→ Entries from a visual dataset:
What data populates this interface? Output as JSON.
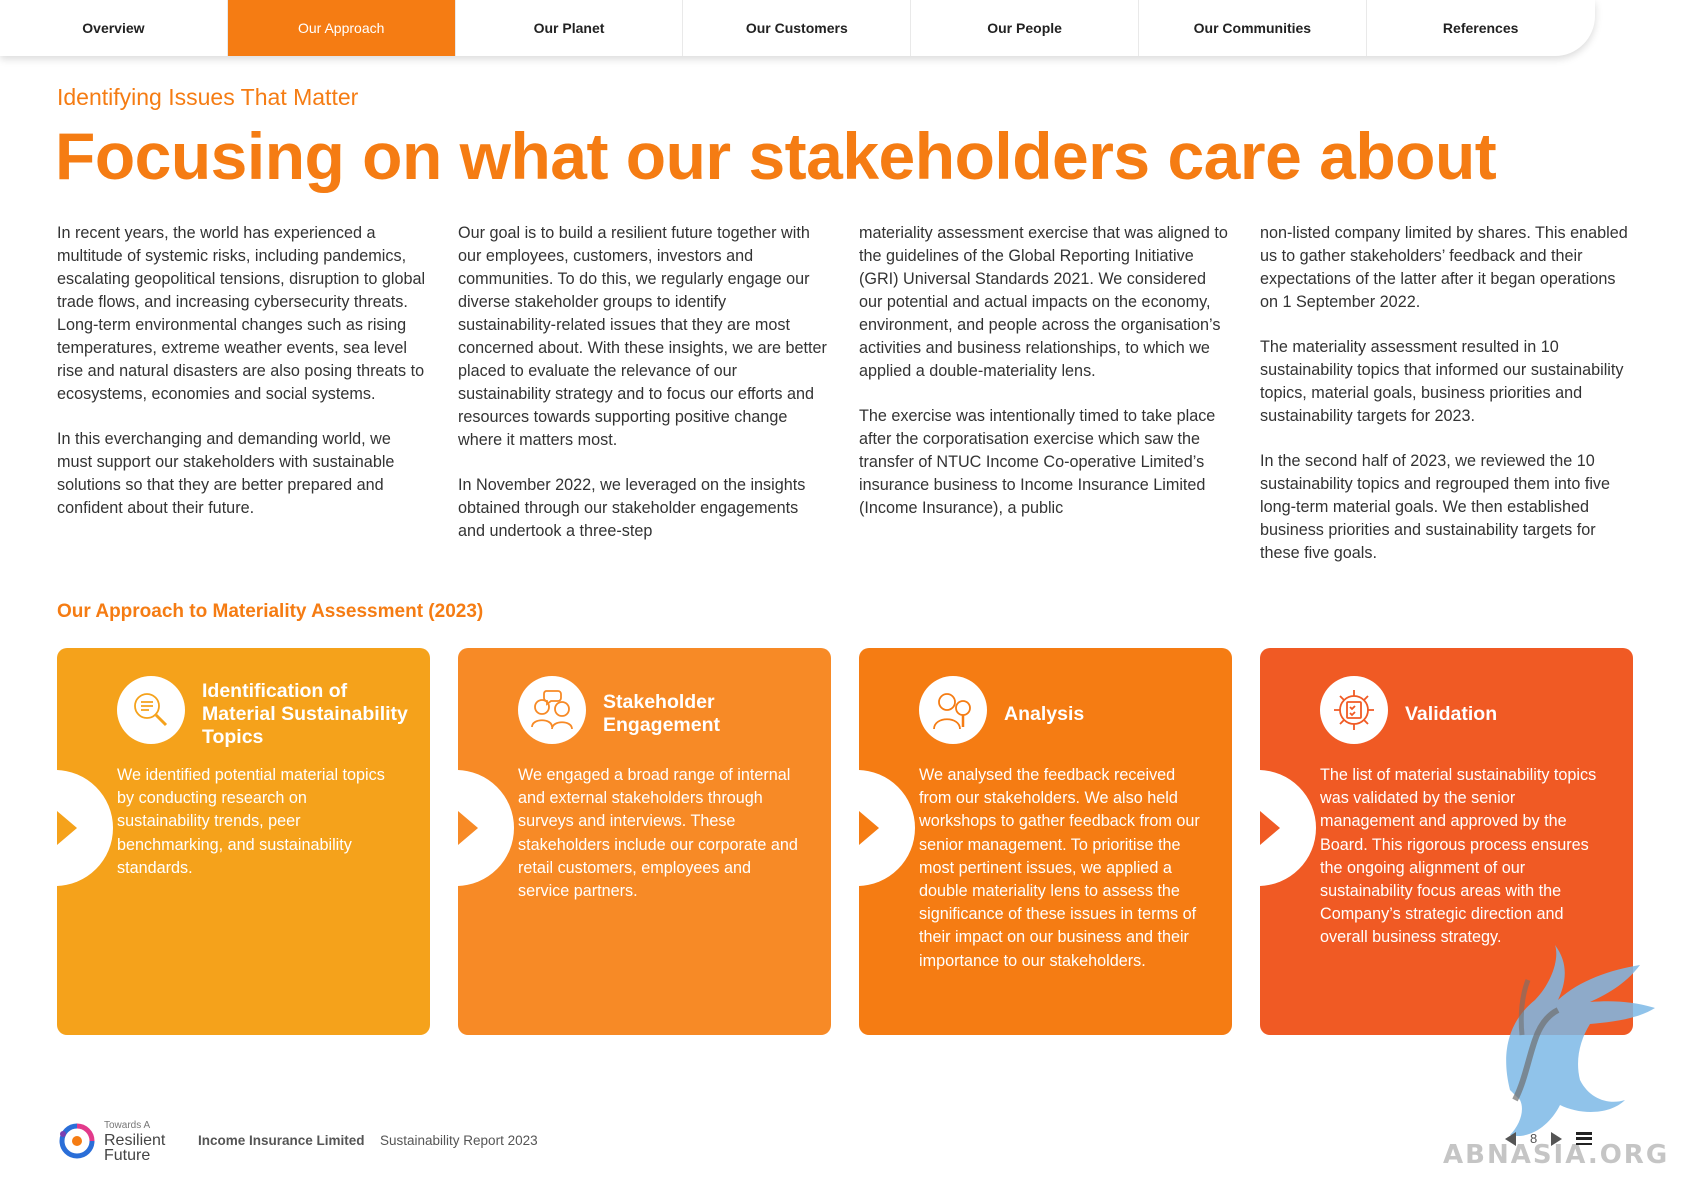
{
  "nav": {
    "items": [
      {
        "label": "Overview",
        "active": false
      },
      {
        "label": "Our Approach",
        "active": true
      },
      {
        "label": "Our Planet",
        "active": false
      },
      {
        "label": "Our Customers",
        "active": false
      },
      {
        "label": "Our People",
        "active": false
      },
      {
        "label": "Our Communities",
        "active": false
      },
      {
        "label": "References",
        "active": false
      }
    ]
  },
  "page": {
    "kicker": "Identifying Issues That Matter",
    "title": "Focusing on what our stakeholders care about"
  },
  "columns": [
    {
      "paragraphs": [
        "In recent years, the world has experienced a multitude of systemic risks, including pandemics, escalating geopolitical tensions, disruption to global trade flows, and increasing cybersecurity threats. Long-term environmental changes such as rising temperatures, extreme weather events, sea level rise and natural disasters are also posing threats to ecosystems, economies and social systems.",
        "In this everchanging and demanding world, we must support our stakeholders with sustainable solutions so that they are better prepared and confident about their future."
      ]
    },
    {
      "paragraphs": [
        "Our goal is to build a resilient future together with our employees, customers, investors and communities. To do this, we regularly engage our diverse stakeholder groups to identify sustainability-related issues that they are most concerned about. With these insights, we are better placed to evaluate the relevance of our sustainability strategy and to focus our efforts and resources towards supporting positive change where it matters most.",
        "In November 2022, we leveraged on the insights obtained through our stakeholder engagements and undertook a three-step"
      ]
    },
    {
      "paragraphs": [
        "materiality assessment exercise that was aligned to the guidelines of the Global Reporting Initiative (GRI) Universal Standards 2021. We considered our potential and actual impacts on the economy, environment, and people across the organisation’s activities and business relationships, to which we applied a double-materiality lens.",
        "The exercise was intentionally timed to take place after the corporatisation exercise which saw the transfer of NTUC Income Co-operative Limited’s insurance business to Income Insurance Limited (Income Insurance), a public"
      ]
    },
    {
      "paragraphs": [
        "non-listed company limited by shares. This enabled us to gather stakeholders’ feedback and their expectations of the latter after it began operations on 1 September 2022.",
        "The materiality assessment resulted in 10 sustainability topics that informed our sustainability topics, material goals, business priorities and sustainability targets for 2023.",
        "In the second half of 2023, we reviewed the 10 sustainability topics and regrouped them into five long-term material goals. We then established business priorities and sustainability targets for these five goals."
      ]
    }
  ],
  "approach": {
    "title": "Our Approach to Materiality Assessment (2023)",
    "cards": [
      {
        "title": "Identification of Material Sustainability Topics",
        "icon": "magnifier-document-icon",
        "color": "#f5a21b",
        "body": "We identified potential material topics by conducting research on sustainability trends, peer benchmarking, and sustainability standards."
      },
      {
        "title": "Stakeholder Engagement",
        "icon": "people-conversation-icon",
        "color": "#f78a26",
        "body": "We engaged a broad range of internal and external stakeholders through surveys and interviews. These stakeholders include our corporate and retail customers, employees and service partners."
      },
      {
        "title": "Analysis",
        "icon": "person-magnifier-icon",
        "color": "#f57c13",
        "body": "We analysed the feedback received from our stakeholders. We also held workshops to gather feedback from our senior management. To prioritise the most pertinent issues, we applied a double materiality lens to assess the significance of these issues in terms of their impact on our business and their importance to our stakeholders."
      },
      {
        "title": "Validation",
        "icon": "gear-checklist-icon",
        "color": "#f05a24",
        "body": "The list of material sustainability topics was validated by the senior management and approved by the Board. This rigorous process ensures the ongoing alignment of our sustainability focus areas with the Company’s strategic direction and overall business strategy."
      }
    ]
  },
  "footer": {
    "logo_small": "Towards A",
    "logo_line1": "Resilient",
    "logo_line2": "Future",
    "company": "Income Insurance Limited",
    "report": "Sustainability Report 2023",
    "page_number": "8"
  },
  "watermark": {
    "text": "ABNASIA.ORG"
  },
  "colors": {
    "brand_orange": "#f57c13"
  }
}
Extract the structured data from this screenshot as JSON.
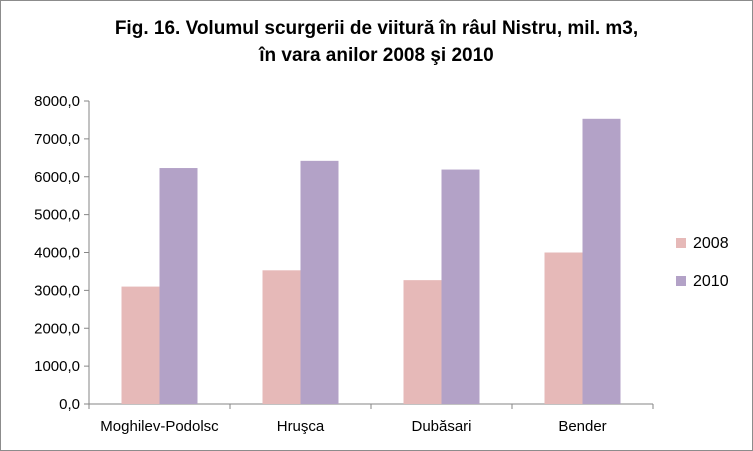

→ Work to be completed:
Reproduce each entry precisely. Leave the pictures out.

→ Full solution:
What data populates this interface? Output as JSON.
{
  "nav": {
    "items": [
      {
        "label": "Overview",
        "active": false
      },
      {
        "label": "Our Approach",
        "active": true
      },
      {
        "label": "Our Planet",
        "active": false
      },
      {
        "label": "Our Customers",
        "active": false
      },
      {
        "label": "Our People",
        "active": false
      },
      {
        "label": "Our Communities",
        "active": false
      },
      {
        "label": "References",
        "active": false
      }
    ]
  },
  "page": {
    "kicker": "Identifying Issues That Matter",
    "title": "Focusing on what our stakeholders care about"
  },
  "columns": [
    {
      "paragraphs": [
        "In recent years, the world has experienced a multitude of systemic risks, including pandemics, escalating geopolitical tensions, disruption to global trade flows, and increasing cybersecurity threats. Long-term environmental changes such as rising temperatures, extreme weather events, sea level rise and natural disasters are also posing threats to ecosystems, economies and social systems.",
        "In this everchanging and demanding world, we must support our stakeholders with sustainable solutions so that they are better prepared and confident about their future."
      ]
    },
    {
      "paragraphs": [
        "Our goal is to build a resilient future together with our employees, customers, investors and communities. To do this, we regularly engage our diverse stakeholder groups to identify sustainability-related issues that they are most concerned about. With these insights, we are better placed to evaluate the relevance of our sustainability strategy and to focus our efforts and resources towards supporting positive change where it matters most.",
        "In November 2022, we leveraged on the insights obtained through our stakeholder engagements and undertook a three-step"
      ]
    },
    {
      "paragraphs": [
        "materiality assessment exercise that was aligned to the guidelines of the Global Reporting Initiative (GRI) Universal Standards 2021. We considered our potential and actual impacts on the economy, environment, and people across the organisation’s activities and business relationships, to which we applied a double-materiality lens.",
        "The exercise was intentionally timed to take place after the corporatisation exercise which saw the transfer of NTUC Income Co-operative Limited’s insurance business to Income Insurance Limited (Income Insurance), a public"
      ]
    },
    {
      "paragraphs": [
        "non-listed company limited by shares. This enabled us to gather stakeholders’ feedback and their expectations of the latter after it began operations on 1 September 2022.",
        "The materiality assessment resulted in 10 sustainability topics that informed our sustainability topics, material goals, business priorities and sustainability targets for 2023.",
        "In the second half of 2023, we reviewed the 10 sustainability topics and regrouped them into five long-term material goals. We then established business priorities and sustainability targets for these five goals."
      ]
    }
  ],
  "approach": {
    "title": "Our Approach to Materiality Assessment (2023)",
    "cards": [
      {
        "title": "Identification of Material Sustainability Topics",
        "icon": "magnifier-document-icon",
        "color": "#f5a21b",
        "body": "We identified potential material topics by conducting research on sustainability trends, peer benchmarking, and sustainability standards."
      },
      {
        "title": "Stakeholder Engagement",
        "icon": "people-conversation-icon",
        "color": "#f78a26",
        "body": "We engaged a broad range of internal and external stakeholders through surveys and interviews. These stakeholders include our corporate and retail customers, employees and service partners."
      },
      {
        "title": "Analysis",
        "icon": "person-magnifier-icon",
        "color": "#f57c13",
        "body": "We analysed the feedback received from our stakeholders. We also held workshops to gather feedback from our senior management. To prioritise the most pertinent issues, we applied a double materiality lens to assess the significance of these issues in terms of their impact on our business and their importance to our stakeholders."
      },
      {
        "title": "Validation",
        "icon": "gear-checklist-icon",
        "color": "#f05a24",
        "body": "The list of material sustainability topics was validated by the senior management and approved by the Board. This rigorous process ensures the ongoing alignment of our sustainability focus areas with the Company’s strategic direction and overall business strategy."
      }
    ]
  },
  "footer": {
    "logo_small": "Towards A",
    "logo_line1": "Resilient",
    "logo_line2": "Future",
    "company": "Income Insurance Limited",
    "report": "Sustainability Report 2023",
    "page_number": "8"
  },
  "watermark": {
    "text": "ABNASIA.ORG"
  },
  "colors": {
    "brand_orange": "#f57c13"
  }
}
Extract the structured data from this screenshot as JSON.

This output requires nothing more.